TASK:
Reproduce each line bearing the word "screenshot".

RECORD LIST:
========
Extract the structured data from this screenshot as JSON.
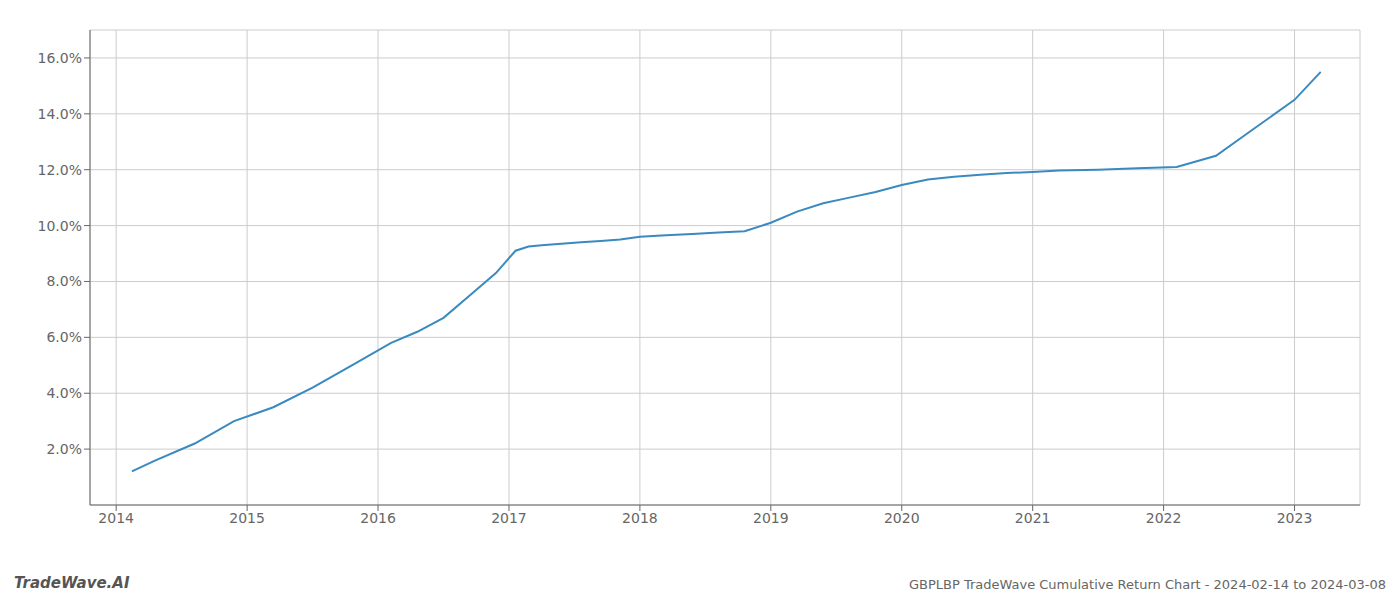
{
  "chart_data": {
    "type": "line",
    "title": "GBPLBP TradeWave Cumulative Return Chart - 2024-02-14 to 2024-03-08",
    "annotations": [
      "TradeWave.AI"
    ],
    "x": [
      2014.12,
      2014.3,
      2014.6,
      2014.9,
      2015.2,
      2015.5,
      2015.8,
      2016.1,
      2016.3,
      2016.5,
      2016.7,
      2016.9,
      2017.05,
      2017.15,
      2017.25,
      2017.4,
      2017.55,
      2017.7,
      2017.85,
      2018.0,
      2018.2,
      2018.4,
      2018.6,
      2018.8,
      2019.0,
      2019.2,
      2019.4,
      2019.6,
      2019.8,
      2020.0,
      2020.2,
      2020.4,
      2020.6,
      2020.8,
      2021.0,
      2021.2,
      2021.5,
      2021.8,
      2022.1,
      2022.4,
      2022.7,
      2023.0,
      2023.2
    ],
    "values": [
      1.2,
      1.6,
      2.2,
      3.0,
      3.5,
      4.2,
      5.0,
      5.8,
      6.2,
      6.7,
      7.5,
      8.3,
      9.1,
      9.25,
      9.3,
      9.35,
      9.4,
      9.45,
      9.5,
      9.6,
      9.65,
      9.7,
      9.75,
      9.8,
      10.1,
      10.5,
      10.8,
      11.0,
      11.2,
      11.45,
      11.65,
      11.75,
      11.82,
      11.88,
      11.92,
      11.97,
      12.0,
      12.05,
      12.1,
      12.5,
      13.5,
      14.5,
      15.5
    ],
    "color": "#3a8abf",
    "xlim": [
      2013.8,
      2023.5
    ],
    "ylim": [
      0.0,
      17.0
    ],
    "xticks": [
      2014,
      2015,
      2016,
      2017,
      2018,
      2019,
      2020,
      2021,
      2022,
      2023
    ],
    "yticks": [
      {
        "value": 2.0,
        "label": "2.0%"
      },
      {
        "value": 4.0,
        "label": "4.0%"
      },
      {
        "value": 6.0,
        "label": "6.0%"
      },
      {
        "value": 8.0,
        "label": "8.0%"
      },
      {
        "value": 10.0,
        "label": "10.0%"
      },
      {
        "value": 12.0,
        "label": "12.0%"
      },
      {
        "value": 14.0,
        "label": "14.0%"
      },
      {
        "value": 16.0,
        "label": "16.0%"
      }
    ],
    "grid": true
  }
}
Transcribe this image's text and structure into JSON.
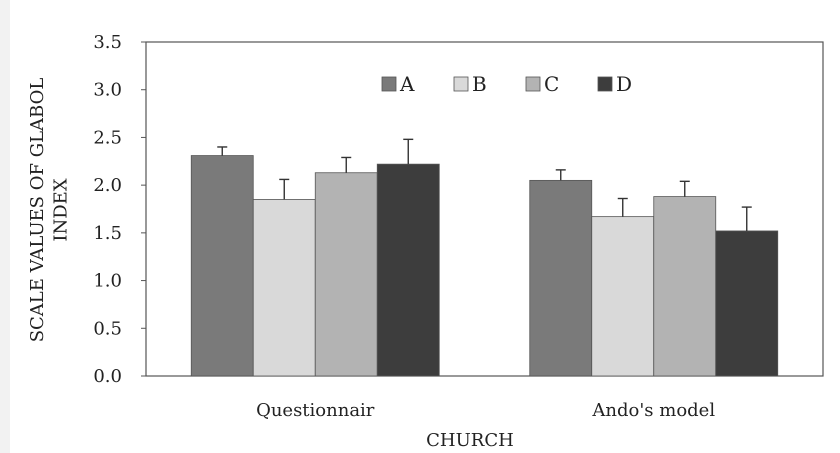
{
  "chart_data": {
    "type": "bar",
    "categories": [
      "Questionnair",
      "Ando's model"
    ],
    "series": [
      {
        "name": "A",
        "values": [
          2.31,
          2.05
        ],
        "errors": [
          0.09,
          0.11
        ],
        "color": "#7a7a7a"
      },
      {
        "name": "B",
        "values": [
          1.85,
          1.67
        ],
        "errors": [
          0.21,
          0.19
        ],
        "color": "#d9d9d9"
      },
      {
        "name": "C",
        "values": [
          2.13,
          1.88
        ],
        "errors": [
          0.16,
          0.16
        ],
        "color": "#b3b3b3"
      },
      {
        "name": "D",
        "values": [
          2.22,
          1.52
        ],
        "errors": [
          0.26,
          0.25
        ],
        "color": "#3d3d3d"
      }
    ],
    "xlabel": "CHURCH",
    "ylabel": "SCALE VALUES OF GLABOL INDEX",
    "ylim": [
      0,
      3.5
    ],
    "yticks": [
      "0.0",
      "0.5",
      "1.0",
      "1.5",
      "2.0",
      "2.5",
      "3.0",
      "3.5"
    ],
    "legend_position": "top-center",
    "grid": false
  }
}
========
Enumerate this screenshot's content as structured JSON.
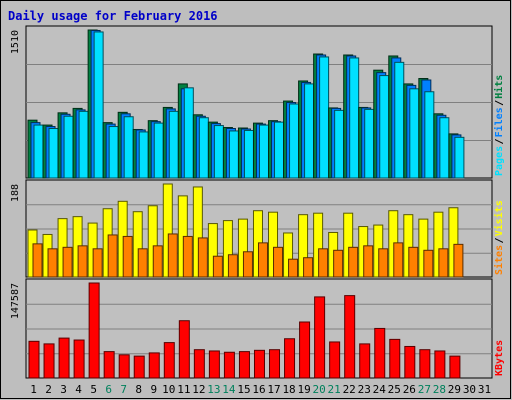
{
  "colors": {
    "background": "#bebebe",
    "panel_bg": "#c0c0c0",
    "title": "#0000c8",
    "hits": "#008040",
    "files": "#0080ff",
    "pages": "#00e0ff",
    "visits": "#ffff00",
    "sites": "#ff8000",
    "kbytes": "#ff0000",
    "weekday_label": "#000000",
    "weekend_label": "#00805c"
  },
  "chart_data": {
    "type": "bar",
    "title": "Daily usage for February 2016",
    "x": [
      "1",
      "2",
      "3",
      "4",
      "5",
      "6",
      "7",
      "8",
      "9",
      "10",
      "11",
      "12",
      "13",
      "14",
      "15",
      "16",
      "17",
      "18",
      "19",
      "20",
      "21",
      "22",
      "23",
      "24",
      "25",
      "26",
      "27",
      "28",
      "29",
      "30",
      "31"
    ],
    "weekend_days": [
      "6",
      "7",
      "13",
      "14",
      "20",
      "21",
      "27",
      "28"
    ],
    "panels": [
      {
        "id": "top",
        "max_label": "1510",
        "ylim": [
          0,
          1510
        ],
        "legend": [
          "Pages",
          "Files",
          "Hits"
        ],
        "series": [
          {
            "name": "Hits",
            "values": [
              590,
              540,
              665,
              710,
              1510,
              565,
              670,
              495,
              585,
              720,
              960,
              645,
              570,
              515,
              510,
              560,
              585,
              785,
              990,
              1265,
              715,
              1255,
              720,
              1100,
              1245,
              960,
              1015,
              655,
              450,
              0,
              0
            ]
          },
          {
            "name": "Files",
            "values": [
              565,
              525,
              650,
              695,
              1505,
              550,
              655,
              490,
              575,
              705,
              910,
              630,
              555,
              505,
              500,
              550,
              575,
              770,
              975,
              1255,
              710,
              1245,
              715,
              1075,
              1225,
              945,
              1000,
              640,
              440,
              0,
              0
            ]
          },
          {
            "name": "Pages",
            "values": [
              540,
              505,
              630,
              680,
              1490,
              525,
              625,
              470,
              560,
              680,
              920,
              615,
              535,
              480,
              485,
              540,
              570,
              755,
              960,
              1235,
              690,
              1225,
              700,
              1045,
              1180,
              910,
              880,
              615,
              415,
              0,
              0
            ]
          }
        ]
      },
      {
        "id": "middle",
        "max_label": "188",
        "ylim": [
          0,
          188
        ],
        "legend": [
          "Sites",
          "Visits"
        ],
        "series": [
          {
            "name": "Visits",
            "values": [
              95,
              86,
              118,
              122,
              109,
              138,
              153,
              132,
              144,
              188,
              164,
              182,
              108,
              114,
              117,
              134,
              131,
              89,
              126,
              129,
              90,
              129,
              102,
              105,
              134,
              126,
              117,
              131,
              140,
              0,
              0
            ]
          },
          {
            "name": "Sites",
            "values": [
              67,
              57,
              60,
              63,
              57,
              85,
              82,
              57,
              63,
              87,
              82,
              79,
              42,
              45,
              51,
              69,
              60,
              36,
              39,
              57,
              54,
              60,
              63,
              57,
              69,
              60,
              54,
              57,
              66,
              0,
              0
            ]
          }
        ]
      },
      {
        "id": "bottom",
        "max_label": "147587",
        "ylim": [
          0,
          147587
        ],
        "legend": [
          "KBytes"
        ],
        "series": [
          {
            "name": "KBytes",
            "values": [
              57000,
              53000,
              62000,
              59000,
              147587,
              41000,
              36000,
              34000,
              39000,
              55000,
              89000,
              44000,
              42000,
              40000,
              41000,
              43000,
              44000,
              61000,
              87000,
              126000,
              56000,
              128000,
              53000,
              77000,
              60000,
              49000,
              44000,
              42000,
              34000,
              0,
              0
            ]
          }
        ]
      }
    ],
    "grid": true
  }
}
========
EXERCISE ANSWER:
Extract the structured data from this screenshot as JSON.
Enumerate this screenshot's content as structured JSON.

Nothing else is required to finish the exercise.